== Items

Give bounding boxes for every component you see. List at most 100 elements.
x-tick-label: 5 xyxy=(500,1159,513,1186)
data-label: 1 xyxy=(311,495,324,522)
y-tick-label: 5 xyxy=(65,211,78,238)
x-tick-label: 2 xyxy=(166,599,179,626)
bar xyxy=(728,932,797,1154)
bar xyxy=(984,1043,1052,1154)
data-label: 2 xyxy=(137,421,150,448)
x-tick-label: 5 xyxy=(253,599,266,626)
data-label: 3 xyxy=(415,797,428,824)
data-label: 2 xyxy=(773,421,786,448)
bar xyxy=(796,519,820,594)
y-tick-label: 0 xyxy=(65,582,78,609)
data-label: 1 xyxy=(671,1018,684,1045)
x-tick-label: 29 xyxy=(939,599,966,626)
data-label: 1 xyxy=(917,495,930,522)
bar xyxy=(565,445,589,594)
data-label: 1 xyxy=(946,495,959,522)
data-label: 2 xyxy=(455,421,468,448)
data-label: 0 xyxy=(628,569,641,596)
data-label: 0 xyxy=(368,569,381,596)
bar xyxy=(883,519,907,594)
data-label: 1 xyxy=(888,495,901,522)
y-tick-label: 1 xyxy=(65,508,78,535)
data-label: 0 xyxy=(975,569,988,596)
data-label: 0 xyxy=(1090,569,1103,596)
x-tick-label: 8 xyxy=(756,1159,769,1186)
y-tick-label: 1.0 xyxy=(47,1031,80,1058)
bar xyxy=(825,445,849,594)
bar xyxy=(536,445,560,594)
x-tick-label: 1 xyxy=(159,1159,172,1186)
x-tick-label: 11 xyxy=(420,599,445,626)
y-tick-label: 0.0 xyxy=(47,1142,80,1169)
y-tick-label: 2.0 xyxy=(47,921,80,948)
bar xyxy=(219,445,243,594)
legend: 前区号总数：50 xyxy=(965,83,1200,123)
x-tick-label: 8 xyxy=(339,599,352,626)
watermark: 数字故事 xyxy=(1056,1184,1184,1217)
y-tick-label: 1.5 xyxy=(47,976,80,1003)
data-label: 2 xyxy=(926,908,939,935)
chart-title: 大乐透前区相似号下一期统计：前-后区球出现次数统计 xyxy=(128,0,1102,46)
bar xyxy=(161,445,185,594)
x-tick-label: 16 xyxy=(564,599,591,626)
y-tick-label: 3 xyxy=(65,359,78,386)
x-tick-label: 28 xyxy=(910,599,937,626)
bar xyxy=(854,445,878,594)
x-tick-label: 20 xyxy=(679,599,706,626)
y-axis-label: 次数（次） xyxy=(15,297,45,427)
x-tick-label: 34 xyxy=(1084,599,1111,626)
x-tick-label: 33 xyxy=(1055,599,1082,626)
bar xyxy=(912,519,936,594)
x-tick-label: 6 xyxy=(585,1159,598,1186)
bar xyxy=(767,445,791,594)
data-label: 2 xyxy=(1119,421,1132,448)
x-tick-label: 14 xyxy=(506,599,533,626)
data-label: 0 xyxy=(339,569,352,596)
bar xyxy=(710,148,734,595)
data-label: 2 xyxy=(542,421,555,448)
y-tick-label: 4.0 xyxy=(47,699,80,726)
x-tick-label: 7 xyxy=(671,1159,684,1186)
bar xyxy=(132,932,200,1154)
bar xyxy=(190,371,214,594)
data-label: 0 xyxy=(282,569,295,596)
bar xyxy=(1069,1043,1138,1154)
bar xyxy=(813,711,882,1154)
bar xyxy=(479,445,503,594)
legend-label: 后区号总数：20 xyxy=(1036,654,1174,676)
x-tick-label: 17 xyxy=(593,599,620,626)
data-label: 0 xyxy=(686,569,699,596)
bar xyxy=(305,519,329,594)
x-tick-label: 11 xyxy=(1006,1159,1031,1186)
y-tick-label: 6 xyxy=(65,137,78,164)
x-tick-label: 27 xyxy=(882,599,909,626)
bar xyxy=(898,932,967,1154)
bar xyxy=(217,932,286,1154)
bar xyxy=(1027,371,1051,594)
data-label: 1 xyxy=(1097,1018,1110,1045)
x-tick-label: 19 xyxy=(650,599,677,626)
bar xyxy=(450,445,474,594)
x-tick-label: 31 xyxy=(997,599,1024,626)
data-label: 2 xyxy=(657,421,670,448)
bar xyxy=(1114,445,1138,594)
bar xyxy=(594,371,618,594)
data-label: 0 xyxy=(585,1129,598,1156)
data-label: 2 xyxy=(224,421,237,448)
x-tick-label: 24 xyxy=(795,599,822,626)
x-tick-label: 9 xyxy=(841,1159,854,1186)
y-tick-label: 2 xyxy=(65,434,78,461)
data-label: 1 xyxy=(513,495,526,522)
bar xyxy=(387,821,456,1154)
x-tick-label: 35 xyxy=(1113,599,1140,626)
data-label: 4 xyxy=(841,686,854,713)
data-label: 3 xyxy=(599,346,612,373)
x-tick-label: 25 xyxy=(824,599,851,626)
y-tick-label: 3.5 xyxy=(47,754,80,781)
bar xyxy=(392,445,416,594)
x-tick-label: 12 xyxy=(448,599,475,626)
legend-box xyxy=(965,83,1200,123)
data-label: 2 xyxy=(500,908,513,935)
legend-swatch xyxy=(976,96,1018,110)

====

Return every row above as a JSON list of strings, one string per line, leaving out any blank lines.

### Solution to this exercise
[
  "Give bounding boxes for every component you see. List at most 100 elements.",
  "x-tick-label: 5 xyxy=(500,1159,513,1186)",
  "data-label: 1 xyxy=(311,495,324,522)",
  "y-tick-label: 5 xyxy=(65,211,78,238)",
  "x-tick-label: 2 xyxy=(166,599,179,626)",
  "bar xyxy=(728,932,797,1154)",
  "bar xyxy=(984,1043,1052,1154)",
  "data-label: 2 xyxy=(137,421,150,448)",
  "x-tick-label: 5 xyxy=(253,599,266,626)",
  "data-label: 3 xyxy=(415,797,428,824)",
  "data-label: 2 xyxy=(773,421,786,448)",
  "bar xyxy=(796,519,820,594)",
  "y-tick-label: 0 xyxy=(65,582,78,609)",
  "data-label: 1 xyxy=(671,1018,684,1045)",
  "x-tick-label: 29 xyxy=(939,599,966,626)",
  "data-label: 1 xyxy=(917,495,930,522)",
  "bar xyxy=(565,445,589,594)",
  "data-label: 1 xyxy=(946,495,959,522)",
  "data-label: 2 xyxy=(455,421,468,448)",
  "data-label: 0 xyxy=(628,569,641,596)",
  "data-label: 0 xyxy=(368,569,381,596)",
  "bar xyxy=(883,519,907,594)",
  "data-label: 1 xyxy=(888,495,901,522)",
  "y-tick-label: 1 xyxy=(65,508,78,535)",
  "data-label: 0 xyxy=(975,569,988,596)",
  "data-label: 0 xyxy=(1090,569,1103,596)",
  "x-tick-label: 8 xyxy=(756,1159,769,1186)",
  "y-tick-label: 1.0 xyxy=(47,1031,80,1058)",
  "bar xyxy=(825,445,849,594)",
  "bar xyxy=(536,445,560,594)",
  "x-tick-label: 1 xyxy=(159,1159,172,1186)",
  "x-tick-label: 11 xyxy=(420,599,445,626)",
  "y-tick-label: 0.0 xyxy=(47,1142,80,1169)",
  "y-tick-label: 2.0 xyxy=(47,921,80,948)",
  "bar xyxy=(219,445,243,594)",
  "legend: 前区号总数：50 xyxy=(965,83,1200,123)",
  "x-tick-label: 8 xyxy=(339,599,352,626)",
  "watermark: 数字故事 xyxy=(1056,1184,1184,1217)",
  "y-tick-label: 1.5 xyxy=(47,976,80,1003)",
  "data-label: 2 xyxy=(926,908,939,935)",
  "chart-title: 大乐透前区相似号下一期统计：前-后区球出现次数统计 xyxy=(128,0,1102,46)",
  "bar xyxy=(161,445,185,594)",
  "x-tick-label: 16 xyxy=(564,599,591,626)",
  "y-tick-label: 3 xyxy=(65,359,78,386)",
  "x-tick-label: 28 xyxy=(910,599,937,626)",
  "bar xyxy=(854,445,878,594)",
  "x-tick-label: 20 xyxy=(679,599,706,626)",
  "y-axis-label: 次数（次） xyxy=(15,297,45,427)",
  "x-tick-label: 34 xyxy=(1084,599,1111,626)",
  "x-tick-label: 33 xyxy=(1055,599,1082,626)",
  "bar xyxy=(912,519,936,594)",
  "x-tick-label: 6 xyxy=(585,1159,598,1186)",
  "bar xyxy=(767,445,791,594)",
  "data-label: 2 xyxy=(1119,421,1132,448)",
  "x-tick-label: 14 xyxy=(506,599,533,626)",
  "data-label: 0 xyxy=(339,569,352,596)",
  "bar xyxy=(710,148,734,595)",
  "data-label: 2 xyxy=(542,421,555,448)",
  "y-tick-label: 4.0 xyxy=(47,699,80,726)",
  "x-tick-label: 7 xyxy=(671,1159,684,1186)",
  "bar xyxy=(132,932,200,1154)",
  "bar xyxy=(190,371,214,594)",
  "data-label: 0 xyxy=(282,569,295,596)",
  "bar xyxy=(1069,1043,1138,1154)",
  "bar xyxy=(813,711,882,1154)",
  "bar xyxy=(479,445,503,594)",
  "legend-label: 后区号总数：20 xyxy=(1036,654,1174,676)",
  "x-tick-label: 17 xyxy=(593,599,620,626)",
  "data-label: 0 xyxy=(686,569,699,596)",
  "bar xyxy=(305,519,329,594)",
  "x-tick-label: 11 xyxy=(1006,1159,1031,1186)",
  "y-tick-label: 6 xyxy=(65,137,78,164)",
  "x-tick-label: 27 xyxy=(882,599,909,626)",
  "bar xyxy=(898,932,967,1154)",
  "bar xyxy=(217,932,286,1154)",
  "bar xyxy=(1027,371,1051,594)",
  "data-label: 1 xyxy=(1097,1018,1110,1045)",
  "x-tick-label: 19 xyxy=(650,599,677,626)",
  "bar xyxy=(450,445,474,594)",
  "x-tick-label: 31 xyxy=(997,599,1024,626)",
  "data-label: 2 xyxy=(657,421,670,448)",
  "bar xyxy=(1114,445,1138,594)",
  "bar xyxy=(594,371,618,594)",
  "data-label: 0 xyxy=(585,1129,598,1156)",
  "data-label: 2 xyxy=(224,421,237,448)",
  "x-tick-label: 24 xyxy=(795,599,822,626)",
  "x-tick-label: 9 xyxy=(841,1159,854,1186)",
  "y-tick-label: 2 xyxy=(65,434,78,461)",
  "data-label: 1 xyxy=(513,495,526,522)",
  "bar xyxy=(387,821,456,1154)",
  "x-tick-label: 35 xyxy=(1113,599,1140,626)",
  "data-label: 4 xyxy=(841,686,854,713)",
  "data-label: 3 xyxy=(599,346,612,373)",
  "x-tick-label: 25 xyxy=(824,599,851,626)",
  "y-tick-label: 3.5 xyxy=(47,754,80,781)",
  "bar xyxy=(392,445,416,594)",
  "x-tick-label: 12 xyxy=(448,599,475,626)",
  "legend-box xyxy=(965,83,1200,123)",
  "data-label: 2 xyxy=(500,908,513,935)",
  "legend-swatch xyxy=(976,96,1018,110)"
]